WHAT NEEDS TO BE DONE -> With the pictures left out, copy the listing below exactly.

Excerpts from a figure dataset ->
═══
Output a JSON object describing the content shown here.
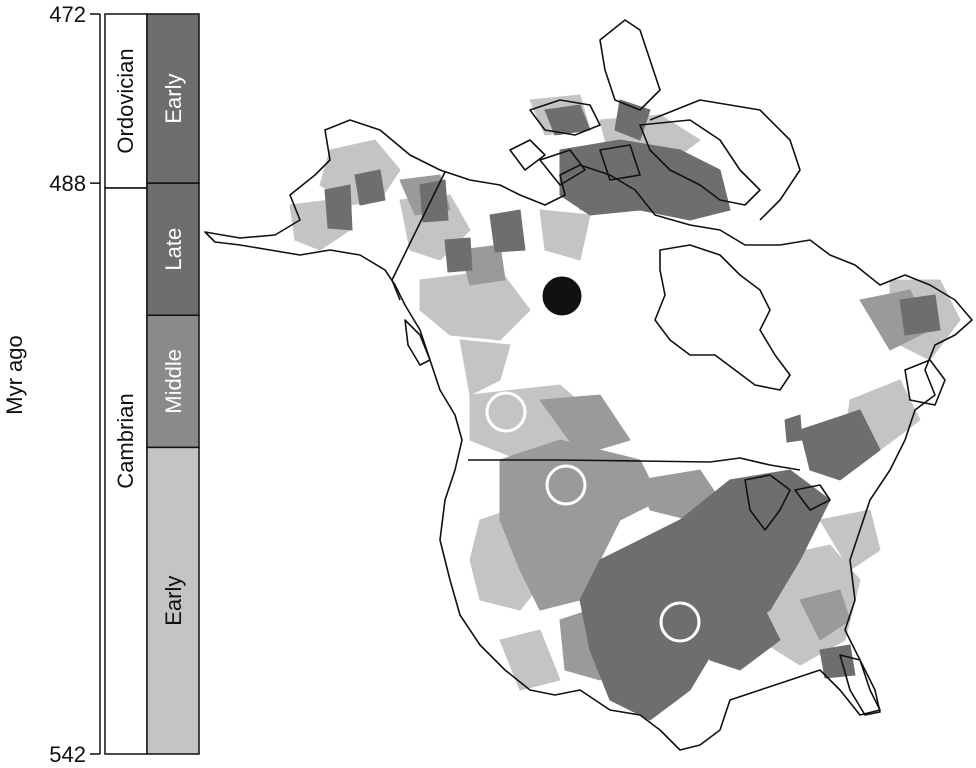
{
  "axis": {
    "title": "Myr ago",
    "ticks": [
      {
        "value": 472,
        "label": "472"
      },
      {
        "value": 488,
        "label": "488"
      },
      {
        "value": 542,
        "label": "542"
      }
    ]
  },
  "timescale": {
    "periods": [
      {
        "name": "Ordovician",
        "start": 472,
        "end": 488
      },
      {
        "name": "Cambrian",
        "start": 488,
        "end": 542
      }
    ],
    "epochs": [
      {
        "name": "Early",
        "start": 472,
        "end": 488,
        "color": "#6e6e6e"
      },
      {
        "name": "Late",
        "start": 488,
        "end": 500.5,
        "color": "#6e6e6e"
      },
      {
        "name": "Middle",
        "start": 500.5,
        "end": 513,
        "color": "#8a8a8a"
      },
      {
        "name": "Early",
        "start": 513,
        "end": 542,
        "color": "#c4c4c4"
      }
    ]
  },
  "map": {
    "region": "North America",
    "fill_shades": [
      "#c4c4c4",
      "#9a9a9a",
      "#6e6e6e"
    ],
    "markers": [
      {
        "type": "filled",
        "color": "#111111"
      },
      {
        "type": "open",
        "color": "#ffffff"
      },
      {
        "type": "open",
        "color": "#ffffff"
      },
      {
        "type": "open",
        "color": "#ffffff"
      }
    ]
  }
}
═══
FINISHED ANSWER ->
Output a JSON object describing the content shown here.
{
  "axis": {
    "title": "Myr ago",
    "ticks": [
      {
        "value": 472,
        "label": "472"
      },
      {
        "value": 488,
        "label": "488"
      },
      {
        "value": 542,
        "label": "542"
      }
    ]
  },
  "timescale": {
    "periods": [
      {
        "name": "Ordovician",
        "start": 472,
        "end": 488
      },
      {
        "name": "Cambrian",
        "start": 488,
        "end": 542
      }
    ],
    "epochs": [
      {
        "name": "Early",
        "start": 472,
        "end": 488,
        "color": "#6e6e6e"
      },
      {
        "name": "Late",
        "start": 488,
        "end": 500.5,
        "color": "#6e6e6e"
      },
      {
        "name": "Middle",
        "start": 500.5,
        "end": 513,
        "color": "#8a8a8a"
      },
      {
        "name": "Early",
        "start": 513,
        "end": 542,
        "color": "#c4c4c4"
      }
    ]
  },
  "map": {
    "region": "North America",
    "fill_shades": [
      "#c4c4c4",
      "#9a9a9a",
      "#6e6e6e"
    ],
    "markers": [
      {
        "type": "filled",
        "color": "#111111"
      },
      {
        "type": "open",
        "color": "#ffffff"
      },
      {
        "type": "open",
        "color": "#ffffff"
      },
      {
        "type": "open",
        "color": "#ffffff"
      }
    ]
  }
}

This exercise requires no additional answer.